* AIM *
Retype the material word for word.

─── DATA LISTING

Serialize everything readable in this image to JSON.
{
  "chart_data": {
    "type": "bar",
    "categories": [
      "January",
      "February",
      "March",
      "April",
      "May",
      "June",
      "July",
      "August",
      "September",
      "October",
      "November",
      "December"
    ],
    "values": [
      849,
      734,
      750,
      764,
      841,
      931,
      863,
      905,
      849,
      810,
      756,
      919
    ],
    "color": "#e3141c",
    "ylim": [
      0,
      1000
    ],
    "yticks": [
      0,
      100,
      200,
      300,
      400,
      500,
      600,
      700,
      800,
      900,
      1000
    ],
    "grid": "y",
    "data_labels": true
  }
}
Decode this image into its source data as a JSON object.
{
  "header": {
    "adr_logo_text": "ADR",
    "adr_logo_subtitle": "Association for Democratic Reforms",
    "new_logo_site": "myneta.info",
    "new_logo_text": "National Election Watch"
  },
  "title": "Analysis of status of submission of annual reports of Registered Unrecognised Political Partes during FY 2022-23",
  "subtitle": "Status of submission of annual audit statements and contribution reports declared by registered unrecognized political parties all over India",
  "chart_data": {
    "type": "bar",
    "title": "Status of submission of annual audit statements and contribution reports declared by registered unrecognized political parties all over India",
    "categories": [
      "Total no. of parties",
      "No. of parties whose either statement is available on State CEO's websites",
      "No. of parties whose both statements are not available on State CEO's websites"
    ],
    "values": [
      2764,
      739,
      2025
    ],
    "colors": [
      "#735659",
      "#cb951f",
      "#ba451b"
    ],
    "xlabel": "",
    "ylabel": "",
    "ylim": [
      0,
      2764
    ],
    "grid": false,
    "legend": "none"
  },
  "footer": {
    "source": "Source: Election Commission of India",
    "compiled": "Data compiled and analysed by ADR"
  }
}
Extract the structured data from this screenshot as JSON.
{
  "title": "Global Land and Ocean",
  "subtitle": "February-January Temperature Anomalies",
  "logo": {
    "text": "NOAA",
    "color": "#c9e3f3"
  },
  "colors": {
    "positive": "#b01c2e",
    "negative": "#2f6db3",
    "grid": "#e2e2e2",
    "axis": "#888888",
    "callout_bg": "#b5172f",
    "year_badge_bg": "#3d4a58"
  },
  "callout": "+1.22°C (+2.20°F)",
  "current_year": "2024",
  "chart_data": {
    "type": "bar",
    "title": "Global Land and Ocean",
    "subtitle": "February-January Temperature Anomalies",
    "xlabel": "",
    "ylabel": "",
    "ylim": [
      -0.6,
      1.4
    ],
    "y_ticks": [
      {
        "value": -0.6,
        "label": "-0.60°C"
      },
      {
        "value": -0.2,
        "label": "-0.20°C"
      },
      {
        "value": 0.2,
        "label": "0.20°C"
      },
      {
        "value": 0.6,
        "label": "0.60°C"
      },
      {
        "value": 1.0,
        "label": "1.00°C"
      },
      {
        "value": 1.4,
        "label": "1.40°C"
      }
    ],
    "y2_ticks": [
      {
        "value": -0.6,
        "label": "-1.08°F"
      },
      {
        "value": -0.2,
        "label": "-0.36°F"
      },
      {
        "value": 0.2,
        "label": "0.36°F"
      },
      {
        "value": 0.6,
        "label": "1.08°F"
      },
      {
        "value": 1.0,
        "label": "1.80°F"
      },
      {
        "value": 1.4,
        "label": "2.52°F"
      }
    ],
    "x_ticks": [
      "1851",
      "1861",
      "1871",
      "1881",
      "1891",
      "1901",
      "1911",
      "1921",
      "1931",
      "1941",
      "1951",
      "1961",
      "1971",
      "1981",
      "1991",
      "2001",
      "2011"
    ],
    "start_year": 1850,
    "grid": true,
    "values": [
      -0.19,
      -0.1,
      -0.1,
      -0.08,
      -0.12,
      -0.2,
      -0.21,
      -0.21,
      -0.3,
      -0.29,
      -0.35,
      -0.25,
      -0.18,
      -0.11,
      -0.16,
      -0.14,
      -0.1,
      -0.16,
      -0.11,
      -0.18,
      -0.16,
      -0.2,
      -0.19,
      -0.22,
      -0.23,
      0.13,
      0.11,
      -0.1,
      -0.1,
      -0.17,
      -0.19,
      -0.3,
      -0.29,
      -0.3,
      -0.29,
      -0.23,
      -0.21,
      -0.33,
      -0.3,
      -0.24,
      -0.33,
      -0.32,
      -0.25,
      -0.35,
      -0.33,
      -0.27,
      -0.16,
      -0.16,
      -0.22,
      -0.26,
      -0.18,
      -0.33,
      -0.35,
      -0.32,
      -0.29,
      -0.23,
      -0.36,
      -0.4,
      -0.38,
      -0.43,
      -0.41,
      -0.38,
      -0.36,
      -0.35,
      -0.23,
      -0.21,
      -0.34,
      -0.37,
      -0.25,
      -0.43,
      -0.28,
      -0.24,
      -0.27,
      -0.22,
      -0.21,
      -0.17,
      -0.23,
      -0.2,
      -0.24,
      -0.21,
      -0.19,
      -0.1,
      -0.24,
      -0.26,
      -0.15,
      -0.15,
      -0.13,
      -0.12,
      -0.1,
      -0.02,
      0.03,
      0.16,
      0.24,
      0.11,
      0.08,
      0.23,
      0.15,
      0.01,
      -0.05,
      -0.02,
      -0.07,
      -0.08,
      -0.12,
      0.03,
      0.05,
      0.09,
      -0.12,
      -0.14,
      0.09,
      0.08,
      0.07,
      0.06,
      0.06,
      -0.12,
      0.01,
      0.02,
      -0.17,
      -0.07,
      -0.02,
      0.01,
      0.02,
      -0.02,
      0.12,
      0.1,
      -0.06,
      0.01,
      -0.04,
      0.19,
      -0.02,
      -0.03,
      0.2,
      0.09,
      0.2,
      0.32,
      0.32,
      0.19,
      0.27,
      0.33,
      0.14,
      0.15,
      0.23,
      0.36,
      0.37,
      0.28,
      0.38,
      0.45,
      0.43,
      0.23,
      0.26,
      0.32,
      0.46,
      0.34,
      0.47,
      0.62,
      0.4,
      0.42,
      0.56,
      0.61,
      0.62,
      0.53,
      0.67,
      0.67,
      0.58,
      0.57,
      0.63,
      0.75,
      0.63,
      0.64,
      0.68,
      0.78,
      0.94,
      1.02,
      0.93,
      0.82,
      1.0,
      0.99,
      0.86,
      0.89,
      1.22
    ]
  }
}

──────

* REPLY *
Serialize everything readable in this image to JSON.
{
  "chart_data": {
    "type": "bar",
    "categories": [
      "January",
      "February",
      "March",
      "April",
      "May",
      "June",
      "July",
      "August",
      "September",
      "October",
      "November",
      "December"
    ],
    "values": [
      849,
      734,
      750,
      764,
      841,
      931,
      863,
      905,
      849,
      810,
      756,
      919
    ],
    "color": "#e3141c",
    "ylim": [
      0,
      1000
    ],
    "yticks": [
      0,
      100,
      200,
      300,
      400,
      500,
      600,
      700,
      800,
      900,
      1000
    ],
    "grid": "y",
    "data_labels": true
  }
}
Decode this image into its source data as a JSON object.
{
  "header": {
    "adr_logo_text": "ADR",
    "adr_logo_subtitle": "Association for Democratic Reforms",
    "new_logo_site": "myneta.info",
    "new_logo_text": "National Election Watch"
  },
  "title": "Analysis of status of submission of annual reports of Registered Unrecognised Political Partes during FY 2022-23",
  "subtitle": "Status of submission of annual audit statements and contribution reports declared by registered unrecognized political parties all over India",
  "chart_data": {
    "type": "bar",
    "title": "Status of submission of annual audit statements and contribution reports declared by registered unrecognized political parties all over India",
    "categories": [
      "Total no. of parties",
      "No. of parties whose either statement is available on State CEO's websites",
      "No. of parties whose both statements are not available on State CEO's websites"
    ],
    "values": [
      2764,
      739,
      2025
    ],
    "colors": [
      "#735659",
      "#cb951f",
      "#ba451b"
    ],
    "xlabel": "",
    "ylabel": "",
    "ylim": [
      0,
      2764
    ],
    "grid": false,
    "legend": "none"
  },
  "footer": {
    "source": "Source: Election Commission of India",
    "compiled": "Data compiled and analysed by ADR"
  }
}
Extract the structured data from this screenshot as JSON.
{
  "title": "Global Land and Ocean",
  "subtitle": "February-January Temperature Anomalies",
  "logo": {
    "text": "NOAA",
    "color": "#c9e3f3"
  },
  "colors": {
    "positive": "#b01c2e",
    "negative": "#2f6db3",
    "grid": "#e2e2e2",
    "axis": "#888888",
    "callout_bg": "#b5172f",
    "year_badge_bg": "#3d4a58"
  },
  "callout": "+1.22°C (+2.20°F)",
  "current_year": "2024",
  "chart_data": {
    "type": "bar",
    "title": "Global Land and Ocean",
    "subtitle": "February-January Temperature Anomalies",
    "xlabel": "",
    "ylabel": "",
    "ylim": [
      -0.6,
      1.4
    ],
    "y_ticks": [
      {
        "value": -0.6,
        "label": "-0.60°C"
      },
      {
        "value": -0.2,
        "label": "-0.20°C"
      },
      {
        "value": 0.2,
        "label": "0.20°C"
      },
      {
        "value": 0.6,
        "label": "0.60°C"
      },
      {
        "value": 1.0,
        "label": "1.00°C"
      },
      {
        "value": 1.4,
        "label": "1.40°C"
      }
    ],
    "y2_ticks": [
      {
        "value": -0.6,
        "label": "-1.08°F"
      },
      {
        "value": -0.2,
        "label": "-0.36°F"
      },
      {
        "value": 0.2,
        "label": "0.36°F"
      },
      {
        "value": 0.6,
        "label": "1.08°F"
      },
      {
        "value": 1.0,
        "label": "1.80°F"
      },
      {
        "value": 1.4,
        "label": "2.52°F"
      }
    ],
    "x_ticks": [
      "1851",
      "1861",
      "1871",
      "1881",
      "1891",
      "1901",
      "1911",
      "1921",
      "1931",
      "1941",
      "1951",
      "1961",
      "1971",
      "1981",
      "1991",
      "2001",
      "2011"
    ],
    "start_year": 1850,
    "grid": true,
    "values": [
      -0.19,
      -0.1,
      -0.1,
      -0.08,
      -0.12,
      -0.2,
      -0.21,
      -0.21,
      -0.3,
      -0.29,
      -0.35,
      -0.25,
      -0.18,
      -0.11,
      -0.16,
      -0.14,
      -0.1,
      -0.16,
      -0.11,
      -0.18,
      -0.16,
      -0.2,
      -0.19,
      -0.22,
      -0.23,
      0.13,
      0.11,
      -0.1,
      -0.1,
      -0.17,
      -0.19,
      -0.3,
      -0.29,
      -0.3,
      -0.29,
      -0.23,
      -0.21,
      -0.33,
      -0.3,
      -0.24,
      -0.33,
      -0.32,
      -0.25,
      -0.35,
      -0.33,
      -0.27,
      -0.16,
      -0.16,
      -0.22,
      -0.26,
      -0.18,
      -0.33,
      -0.35,
      -0.32,
      -0.29,
      -0.23,
      -0.36,
      -0.4,
      -0.38,
      -0.43,
      -0.41,
      -0.38,
      -0.36,
      -0.35,
      -0.23,
      -0.21,
      -0.34,
      -0.37,
      -0.25,
      -0.43,
      -0.28,
      -0.24,
      -0.27,
      -0.22,
      -0.21,
      -0.17,
      -0.23,
      -0.2,
      -0.24,
      -0.21,
      -0.19,
      -0.1,
      -0.24,
      -0.26,
      -0.15,
      -0.15,
      -0.13,
      -0.12,
      -0.1,
      -0.02,
      0.03,
      0.16,
      0.24,
      0.11,
      0.08,
      0.23,
      0.15,
      0.01,
      -0.05,
      -0.02,
      -0.07,
      -0.08,
      -0.12,
      0.03,
      0.05,
      0.09,
      -0.12,
      -0.14,
      0.09,
      0.08,
      0.07,
      0.06,
      0.06,
      -0.12,
      0.01,
      0.02,
      -0.17,
      -0.07,
      -0.02,
      0.01,
      0.02,
      -0.02,
      0.12,
      0.1,
      -0.06,
      0.01,
      -0.04,
      0.19,
      -0.02,
      -0.03,
      0.2,
      0.09,
      0.2,
      0.32,
      0.32,
      0.19,
      0.27,
      0.33,
      0.14,
      0.15,
      0.23,
      0.36,
      0.37,
      0.28,
      0.38,
      0.45,
      0.43,
      0.23,
      0.26,
      0.32,
      0.46,
      0.34,
      0.47,
      0.62,
      0.4,
      0.42,
      0.56,
      0.61,
      0.62,
      0.53,
      0.67,
      0.67,
      0.58,
      0.57,
      0.63,
      0.75,
      0.63,
      0.64,
      0.68,
      0.78,
      0.94,
      1.02,
      0.93,
      0.82,
      1.0,
      0.99,
      0.86,
      0.89,
      1.22
    ]
  }
}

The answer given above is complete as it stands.